* OBJECTIVE *
Transcribe verbatim every line of the records, beginning with the very first and continuing through the line that contains "label-panel: エネルギー 消費性能", with both of those lines included.

------ LISTED RECORDS

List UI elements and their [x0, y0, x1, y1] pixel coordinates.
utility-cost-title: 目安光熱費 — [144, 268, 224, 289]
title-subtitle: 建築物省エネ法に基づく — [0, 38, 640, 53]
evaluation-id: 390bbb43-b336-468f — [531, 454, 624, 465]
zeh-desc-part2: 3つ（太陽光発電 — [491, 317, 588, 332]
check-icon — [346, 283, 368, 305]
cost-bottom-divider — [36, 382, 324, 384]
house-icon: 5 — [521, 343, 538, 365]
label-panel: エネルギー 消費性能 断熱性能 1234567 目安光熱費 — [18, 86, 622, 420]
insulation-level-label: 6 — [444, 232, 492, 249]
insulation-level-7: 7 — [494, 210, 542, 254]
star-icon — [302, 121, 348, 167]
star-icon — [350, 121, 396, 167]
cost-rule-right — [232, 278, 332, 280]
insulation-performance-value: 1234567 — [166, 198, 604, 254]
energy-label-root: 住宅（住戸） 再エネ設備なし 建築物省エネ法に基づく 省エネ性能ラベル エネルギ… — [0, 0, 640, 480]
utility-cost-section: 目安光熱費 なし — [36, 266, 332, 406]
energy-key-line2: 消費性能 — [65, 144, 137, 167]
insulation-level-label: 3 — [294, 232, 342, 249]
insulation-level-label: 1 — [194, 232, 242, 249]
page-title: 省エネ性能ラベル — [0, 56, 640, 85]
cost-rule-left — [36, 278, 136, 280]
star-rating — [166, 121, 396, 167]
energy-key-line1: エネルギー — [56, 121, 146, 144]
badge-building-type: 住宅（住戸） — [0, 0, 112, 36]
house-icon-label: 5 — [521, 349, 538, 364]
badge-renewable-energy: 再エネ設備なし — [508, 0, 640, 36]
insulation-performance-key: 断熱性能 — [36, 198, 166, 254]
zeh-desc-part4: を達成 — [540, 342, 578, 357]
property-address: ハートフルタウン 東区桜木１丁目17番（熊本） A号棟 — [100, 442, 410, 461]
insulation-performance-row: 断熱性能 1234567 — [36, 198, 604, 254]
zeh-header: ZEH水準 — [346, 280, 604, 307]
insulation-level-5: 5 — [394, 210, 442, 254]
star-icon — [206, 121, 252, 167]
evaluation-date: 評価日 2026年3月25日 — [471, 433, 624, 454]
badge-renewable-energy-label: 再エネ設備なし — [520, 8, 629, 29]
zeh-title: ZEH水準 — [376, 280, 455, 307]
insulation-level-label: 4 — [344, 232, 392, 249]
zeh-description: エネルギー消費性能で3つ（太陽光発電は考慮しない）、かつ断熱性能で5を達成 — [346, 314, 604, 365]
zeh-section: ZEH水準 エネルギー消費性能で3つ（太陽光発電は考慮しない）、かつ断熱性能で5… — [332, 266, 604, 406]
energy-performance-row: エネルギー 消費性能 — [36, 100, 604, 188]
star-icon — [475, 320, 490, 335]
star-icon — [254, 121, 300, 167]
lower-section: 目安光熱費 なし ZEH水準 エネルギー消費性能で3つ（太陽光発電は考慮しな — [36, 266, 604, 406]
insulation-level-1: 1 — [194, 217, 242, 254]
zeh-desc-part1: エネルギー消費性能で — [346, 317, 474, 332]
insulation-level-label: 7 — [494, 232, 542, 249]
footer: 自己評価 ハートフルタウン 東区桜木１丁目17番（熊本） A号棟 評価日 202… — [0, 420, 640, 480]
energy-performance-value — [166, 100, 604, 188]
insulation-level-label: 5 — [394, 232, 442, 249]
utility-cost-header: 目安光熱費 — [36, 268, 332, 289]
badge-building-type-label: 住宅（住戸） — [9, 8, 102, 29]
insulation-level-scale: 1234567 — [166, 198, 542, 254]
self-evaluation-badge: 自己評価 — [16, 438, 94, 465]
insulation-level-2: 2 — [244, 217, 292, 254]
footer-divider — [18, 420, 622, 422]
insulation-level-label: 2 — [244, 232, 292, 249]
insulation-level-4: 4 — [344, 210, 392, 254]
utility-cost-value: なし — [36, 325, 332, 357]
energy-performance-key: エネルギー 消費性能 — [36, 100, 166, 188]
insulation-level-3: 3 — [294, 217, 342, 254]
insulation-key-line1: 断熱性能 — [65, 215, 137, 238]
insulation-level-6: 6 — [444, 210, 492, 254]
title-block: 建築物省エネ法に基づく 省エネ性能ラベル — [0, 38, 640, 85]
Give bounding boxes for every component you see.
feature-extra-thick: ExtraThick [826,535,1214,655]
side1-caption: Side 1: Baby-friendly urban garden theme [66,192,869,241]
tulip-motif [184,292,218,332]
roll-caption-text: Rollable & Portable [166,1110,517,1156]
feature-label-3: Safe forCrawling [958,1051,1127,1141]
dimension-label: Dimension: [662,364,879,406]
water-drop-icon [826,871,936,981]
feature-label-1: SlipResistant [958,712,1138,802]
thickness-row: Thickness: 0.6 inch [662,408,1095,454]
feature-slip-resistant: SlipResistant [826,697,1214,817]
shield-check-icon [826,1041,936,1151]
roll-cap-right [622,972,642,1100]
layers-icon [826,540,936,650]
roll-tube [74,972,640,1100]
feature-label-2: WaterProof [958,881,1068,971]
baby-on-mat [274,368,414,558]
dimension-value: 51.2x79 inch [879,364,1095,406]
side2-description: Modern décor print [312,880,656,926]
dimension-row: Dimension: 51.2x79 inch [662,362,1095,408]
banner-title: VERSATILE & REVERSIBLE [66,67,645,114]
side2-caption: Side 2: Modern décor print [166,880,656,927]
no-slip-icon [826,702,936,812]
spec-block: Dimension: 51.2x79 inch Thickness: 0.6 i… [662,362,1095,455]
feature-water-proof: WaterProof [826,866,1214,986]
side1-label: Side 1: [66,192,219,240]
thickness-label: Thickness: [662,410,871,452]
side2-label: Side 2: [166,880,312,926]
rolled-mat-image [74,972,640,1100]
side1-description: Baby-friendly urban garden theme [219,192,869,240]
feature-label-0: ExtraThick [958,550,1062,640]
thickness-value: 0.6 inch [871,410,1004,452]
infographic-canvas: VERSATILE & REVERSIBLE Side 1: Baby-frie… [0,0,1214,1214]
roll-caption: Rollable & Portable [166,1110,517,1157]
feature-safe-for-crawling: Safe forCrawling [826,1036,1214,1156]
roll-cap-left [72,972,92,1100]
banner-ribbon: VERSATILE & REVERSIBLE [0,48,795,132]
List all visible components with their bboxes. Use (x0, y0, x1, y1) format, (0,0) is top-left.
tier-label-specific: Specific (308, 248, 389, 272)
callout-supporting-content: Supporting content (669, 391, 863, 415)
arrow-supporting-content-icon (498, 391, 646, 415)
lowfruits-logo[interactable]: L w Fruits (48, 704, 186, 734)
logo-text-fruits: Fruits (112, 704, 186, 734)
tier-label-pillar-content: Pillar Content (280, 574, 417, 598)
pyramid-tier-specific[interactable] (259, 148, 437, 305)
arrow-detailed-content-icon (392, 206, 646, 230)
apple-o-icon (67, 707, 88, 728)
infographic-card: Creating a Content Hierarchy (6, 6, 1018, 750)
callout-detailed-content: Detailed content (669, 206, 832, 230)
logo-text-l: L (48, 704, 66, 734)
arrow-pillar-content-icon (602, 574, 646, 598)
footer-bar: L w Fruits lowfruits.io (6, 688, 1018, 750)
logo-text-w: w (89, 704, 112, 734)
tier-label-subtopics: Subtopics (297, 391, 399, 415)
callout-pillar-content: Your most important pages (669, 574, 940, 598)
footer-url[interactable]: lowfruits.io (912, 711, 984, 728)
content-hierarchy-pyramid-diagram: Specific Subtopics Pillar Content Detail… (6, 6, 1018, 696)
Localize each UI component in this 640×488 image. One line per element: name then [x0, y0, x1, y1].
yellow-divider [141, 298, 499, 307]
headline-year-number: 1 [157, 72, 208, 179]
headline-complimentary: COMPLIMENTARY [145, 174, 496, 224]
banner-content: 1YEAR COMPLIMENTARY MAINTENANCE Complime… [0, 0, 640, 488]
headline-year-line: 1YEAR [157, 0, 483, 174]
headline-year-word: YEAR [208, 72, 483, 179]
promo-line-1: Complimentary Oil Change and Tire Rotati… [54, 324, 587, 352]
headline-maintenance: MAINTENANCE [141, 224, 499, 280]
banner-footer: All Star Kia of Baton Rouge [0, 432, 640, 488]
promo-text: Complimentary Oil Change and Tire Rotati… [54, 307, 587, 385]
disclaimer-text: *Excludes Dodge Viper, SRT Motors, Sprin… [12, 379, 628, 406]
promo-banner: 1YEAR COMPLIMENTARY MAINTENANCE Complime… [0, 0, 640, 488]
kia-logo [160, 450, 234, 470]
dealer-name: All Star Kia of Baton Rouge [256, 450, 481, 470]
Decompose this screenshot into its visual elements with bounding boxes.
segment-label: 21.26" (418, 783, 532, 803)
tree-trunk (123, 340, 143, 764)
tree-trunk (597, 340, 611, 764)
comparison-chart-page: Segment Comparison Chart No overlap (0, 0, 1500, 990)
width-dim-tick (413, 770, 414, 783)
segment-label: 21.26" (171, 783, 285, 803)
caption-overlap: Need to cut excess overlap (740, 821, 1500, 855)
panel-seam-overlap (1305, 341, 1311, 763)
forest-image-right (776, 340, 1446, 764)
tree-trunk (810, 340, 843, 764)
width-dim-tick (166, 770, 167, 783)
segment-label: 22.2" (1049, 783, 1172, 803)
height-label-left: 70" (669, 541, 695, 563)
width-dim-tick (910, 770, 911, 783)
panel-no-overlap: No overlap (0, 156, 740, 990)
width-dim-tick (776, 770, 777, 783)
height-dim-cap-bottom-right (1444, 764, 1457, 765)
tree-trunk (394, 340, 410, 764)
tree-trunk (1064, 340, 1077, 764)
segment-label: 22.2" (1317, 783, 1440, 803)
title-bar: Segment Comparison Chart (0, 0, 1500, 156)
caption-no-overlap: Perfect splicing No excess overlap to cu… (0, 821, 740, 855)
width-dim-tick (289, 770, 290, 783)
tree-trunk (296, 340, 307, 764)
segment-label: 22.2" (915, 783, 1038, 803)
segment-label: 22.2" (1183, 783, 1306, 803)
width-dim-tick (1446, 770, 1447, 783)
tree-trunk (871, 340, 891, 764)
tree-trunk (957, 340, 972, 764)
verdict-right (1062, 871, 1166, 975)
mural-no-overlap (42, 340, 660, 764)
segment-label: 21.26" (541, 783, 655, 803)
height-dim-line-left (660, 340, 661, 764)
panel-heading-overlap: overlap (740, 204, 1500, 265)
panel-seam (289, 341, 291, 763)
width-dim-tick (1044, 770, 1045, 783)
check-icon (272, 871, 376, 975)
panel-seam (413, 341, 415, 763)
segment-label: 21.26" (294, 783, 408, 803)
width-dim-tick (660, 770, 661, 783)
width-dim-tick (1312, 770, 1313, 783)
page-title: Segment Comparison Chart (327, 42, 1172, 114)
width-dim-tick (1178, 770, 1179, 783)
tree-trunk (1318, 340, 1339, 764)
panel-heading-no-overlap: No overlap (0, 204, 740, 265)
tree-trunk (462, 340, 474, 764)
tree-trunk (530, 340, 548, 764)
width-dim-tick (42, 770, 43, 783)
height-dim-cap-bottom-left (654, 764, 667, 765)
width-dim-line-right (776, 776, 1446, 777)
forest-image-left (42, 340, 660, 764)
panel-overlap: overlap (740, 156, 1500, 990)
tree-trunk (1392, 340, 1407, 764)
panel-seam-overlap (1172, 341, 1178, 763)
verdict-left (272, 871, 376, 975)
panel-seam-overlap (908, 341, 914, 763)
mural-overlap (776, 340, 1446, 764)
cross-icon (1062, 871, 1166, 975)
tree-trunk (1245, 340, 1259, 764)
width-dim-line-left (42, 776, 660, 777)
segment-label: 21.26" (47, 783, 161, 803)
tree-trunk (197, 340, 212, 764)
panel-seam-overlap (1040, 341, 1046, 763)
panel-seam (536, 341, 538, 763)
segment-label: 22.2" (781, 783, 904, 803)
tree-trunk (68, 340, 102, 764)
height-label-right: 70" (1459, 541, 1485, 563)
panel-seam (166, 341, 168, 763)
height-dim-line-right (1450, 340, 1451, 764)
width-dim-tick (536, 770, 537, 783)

------------

* SOLUTION TO THE PROBLEM *
List UI elements and their [x0, y0, x1, y1] pixel coordinates.
utility-cost-title: 目安光熱費 — [144, 268, 224, 289]
title-subtitle: 建築物省エネ法に基づく — [0, 38, 640, 53]
evaluation-id: 390bbb43-b336-468f — [531, 454, 624, 465]
zeh-desc-part2: 3つ（太陽光発電 — [491, 317, 588, 332]
check-icon — [346, 283, 368, 305]
cost-bottom-divider — [36, 382, 324, 384]
house-icon: 5 — [521, 343, 538, 365]
label-panel: エネルギー 消費性能 断熱性能 1234567 目安光熱費 — [18, 86, 622, 420]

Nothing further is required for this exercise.